#### What is needed
Find how many lines contain "source" and state only that number.

#### Supplied data
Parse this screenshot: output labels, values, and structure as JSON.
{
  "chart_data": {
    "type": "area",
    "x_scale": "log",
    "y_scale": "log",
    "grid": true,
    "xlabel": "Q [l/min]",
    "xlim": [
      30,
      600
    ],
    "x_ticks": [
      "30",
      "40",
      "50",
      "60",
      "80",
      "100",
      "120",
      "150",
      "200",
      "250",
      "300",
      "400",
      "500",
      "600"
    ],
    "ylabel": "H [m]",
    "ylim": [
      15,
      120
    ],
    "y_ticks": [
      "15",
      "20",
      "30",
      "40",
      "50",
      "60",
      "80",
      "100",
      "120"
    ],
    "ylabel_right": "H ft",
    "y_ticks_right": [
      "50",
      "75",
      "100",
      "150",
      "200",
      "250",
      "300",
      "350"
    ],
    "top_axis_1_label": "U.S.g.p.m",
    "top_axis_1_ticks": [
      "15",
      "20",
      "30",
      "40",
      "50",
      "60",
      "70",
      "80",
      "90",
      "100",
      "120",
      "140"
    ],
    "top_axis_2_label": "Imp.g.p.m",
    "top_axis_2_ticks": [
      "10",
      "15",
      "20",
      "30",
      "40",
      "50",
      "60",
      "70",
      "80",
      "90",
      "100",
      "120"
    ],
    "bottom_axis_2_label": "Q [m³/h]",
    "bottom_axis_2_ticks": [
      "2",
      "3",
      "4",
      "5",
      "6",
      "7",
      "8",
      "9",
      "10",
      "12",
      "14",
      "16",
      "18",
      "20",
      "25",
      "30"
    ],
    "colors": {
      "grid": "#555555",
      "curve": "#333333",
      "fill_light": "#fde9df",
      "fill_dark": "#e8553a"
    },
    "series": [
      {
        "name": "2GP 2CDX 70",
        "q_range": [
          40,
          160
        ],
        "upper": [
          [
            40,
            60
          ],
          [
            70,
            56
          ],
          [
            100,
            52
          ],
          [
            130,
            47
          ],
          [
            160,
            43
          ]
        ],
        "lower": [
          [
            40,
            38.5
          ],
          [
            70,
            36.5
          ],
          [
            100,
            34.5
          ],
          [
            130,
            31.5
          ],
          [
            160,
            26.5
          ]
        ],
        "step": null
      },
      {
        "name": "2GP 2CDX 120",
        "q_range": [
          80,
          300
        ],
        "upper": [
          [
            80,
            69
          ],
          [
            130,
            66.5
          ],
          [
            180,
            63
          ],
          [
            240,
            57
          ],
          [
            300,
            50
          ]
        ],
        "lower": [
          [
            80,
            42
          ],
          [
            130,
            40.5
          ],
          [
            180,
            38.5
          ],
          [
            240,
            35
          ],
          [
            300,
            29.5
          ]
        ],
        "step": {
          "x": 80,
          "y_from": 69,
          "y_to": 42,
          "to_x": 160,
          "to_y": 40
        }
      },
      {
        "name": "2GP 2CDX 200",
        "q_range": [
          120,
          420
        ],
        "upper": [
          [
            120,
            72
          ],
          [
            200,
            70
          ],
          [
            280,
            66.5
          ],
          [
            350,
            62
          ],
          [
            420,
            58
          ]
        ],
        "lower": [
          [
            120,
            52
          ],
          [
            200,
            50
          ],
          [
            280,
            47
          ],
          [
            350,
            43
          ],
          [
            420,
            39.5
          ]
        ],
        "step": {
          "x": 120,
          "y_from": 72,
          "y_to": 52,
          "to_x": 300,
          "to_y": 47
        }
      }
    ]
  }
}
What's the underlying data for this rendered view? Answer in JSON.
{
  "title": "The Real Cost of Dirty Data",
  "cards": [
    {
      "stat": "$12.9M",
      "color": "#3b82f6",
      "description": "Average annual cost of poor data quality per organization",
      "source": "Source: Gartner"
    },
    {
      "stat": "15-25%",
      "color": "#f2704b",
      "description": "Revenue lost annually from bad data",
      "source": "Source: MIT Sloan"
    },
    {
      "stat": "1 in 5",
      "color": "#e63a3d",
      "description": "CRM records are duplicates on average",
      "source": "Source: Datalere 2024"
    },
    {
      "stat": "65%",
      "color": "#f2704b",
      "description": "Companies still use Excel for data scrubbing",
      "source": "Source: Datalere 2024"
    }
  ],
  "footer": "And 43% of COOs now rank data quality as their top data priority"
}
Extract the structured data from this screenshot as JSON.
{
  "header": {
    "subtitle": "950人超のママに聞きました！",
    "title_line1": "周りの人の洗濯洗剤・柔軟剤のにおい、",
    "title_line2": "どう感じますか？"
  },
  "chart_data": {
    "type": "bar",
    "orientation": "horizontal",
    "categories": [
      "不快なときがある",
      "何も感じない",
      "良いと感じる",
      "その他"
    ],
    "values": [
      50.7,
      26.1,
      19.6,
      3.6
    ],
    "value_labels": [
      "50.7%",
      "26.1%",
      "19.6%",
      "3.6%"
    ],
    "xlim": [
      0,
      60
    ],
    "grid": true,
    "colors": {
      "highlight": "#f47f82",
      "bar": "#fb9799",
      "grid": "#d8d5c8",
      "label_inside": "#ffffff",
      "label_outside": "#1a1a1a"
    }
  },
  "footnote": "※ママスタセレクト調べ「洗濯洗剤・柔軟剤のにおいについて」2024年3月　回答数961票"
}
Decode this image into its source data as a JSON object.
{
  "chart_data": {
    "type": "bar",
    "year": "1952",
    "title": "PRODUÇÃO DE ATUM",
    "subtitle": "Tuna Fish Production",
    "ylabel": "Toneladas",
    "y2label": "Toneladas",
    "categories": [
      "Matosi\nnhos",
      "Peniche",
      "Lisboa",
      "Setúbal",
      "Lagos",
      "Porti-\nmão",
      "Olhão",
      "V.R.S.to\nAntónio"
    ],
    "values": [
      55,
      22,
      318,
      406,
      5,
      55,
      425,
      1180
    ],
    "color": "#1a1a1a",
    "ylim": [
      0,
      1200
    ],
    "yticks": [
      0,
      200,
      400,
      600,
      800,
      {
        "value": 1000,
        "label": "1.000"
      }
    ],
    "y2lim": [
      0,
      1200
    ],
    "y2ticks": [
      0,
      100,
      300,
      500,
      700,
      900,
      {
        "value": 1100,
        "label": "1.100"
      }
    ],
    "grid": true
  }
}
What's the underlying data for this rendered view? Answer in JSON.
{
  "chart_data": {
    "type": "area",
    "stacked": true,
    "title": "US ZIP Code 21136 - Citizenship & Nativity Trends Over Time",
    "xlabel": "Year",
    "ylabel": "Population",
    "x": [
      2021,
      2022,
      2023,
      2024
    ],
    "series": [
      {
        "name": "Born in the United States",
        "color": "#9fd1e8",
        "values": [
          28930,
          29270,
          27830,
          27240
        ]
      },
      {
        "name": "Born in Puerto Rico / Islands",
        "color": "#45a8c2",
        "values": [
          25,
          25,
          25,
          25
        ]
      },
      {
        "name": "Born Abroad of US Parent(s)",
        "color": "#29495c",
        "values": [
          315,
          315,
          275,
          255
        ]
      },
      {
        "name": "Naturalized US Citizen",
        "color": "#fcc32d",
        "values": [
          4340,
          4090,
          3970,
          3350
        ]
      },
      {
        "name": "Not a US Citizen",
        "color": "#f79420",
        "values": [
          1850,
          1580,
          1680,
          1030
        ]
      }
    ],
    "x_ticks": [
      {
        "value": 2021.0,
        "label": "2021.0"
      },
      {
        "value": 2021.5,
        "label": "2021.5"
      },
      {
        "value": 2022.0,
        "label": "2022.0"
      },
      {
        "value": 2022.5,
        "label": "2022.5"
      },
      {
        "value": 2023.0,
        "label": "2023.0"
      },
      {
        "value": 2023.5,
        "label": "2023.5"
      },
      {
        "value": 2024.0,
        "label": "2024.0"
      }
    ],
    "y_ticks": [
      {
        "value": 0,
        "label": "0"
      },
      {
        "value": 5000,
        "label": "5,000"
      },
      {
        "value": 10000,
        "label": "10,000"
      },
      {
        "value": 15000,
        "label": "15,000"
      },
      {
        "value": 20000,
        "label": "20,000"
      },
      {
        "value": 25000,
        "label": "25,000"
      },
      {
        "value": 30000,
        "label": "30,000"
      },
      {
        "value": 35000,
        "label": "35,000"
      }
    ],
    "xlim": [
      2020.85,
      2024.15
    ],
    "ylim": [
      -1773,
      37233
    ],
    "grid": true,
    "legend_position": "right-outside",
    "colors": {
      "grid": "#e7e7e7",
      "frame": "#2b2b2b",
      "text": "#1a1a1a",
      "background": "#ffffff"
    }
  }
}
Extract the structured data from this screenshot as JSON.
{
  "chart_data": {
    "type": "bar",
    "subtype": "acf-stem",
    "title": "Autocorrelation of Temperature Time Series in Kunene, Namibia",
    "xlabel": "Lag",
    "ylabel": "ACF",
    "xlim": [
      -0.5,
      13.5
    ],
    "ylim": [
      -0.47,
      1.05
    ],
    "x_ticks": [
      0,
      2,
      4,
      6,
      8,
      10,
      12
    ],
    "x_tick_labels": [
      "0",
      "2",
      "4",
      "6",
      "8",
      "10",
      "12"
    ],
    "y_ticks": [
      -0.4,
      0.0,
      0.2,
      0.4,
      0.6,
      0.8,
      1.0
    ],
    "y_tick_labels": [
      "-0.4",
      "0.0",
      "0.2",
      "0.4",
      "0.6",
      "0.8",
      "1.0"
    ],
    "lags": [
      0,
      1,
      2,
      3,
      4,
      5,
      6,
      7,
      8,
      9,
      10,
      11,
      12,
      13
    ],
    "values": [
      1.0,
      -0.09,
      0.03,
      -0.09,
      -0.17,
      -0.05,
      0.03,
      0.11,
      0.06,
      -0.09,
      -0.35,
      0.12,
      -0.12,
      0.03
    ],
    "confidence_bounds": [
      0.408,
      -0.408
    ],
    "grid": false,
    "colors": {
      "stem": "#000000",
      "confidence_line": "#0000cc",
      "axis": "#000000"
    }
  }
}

#### The result
5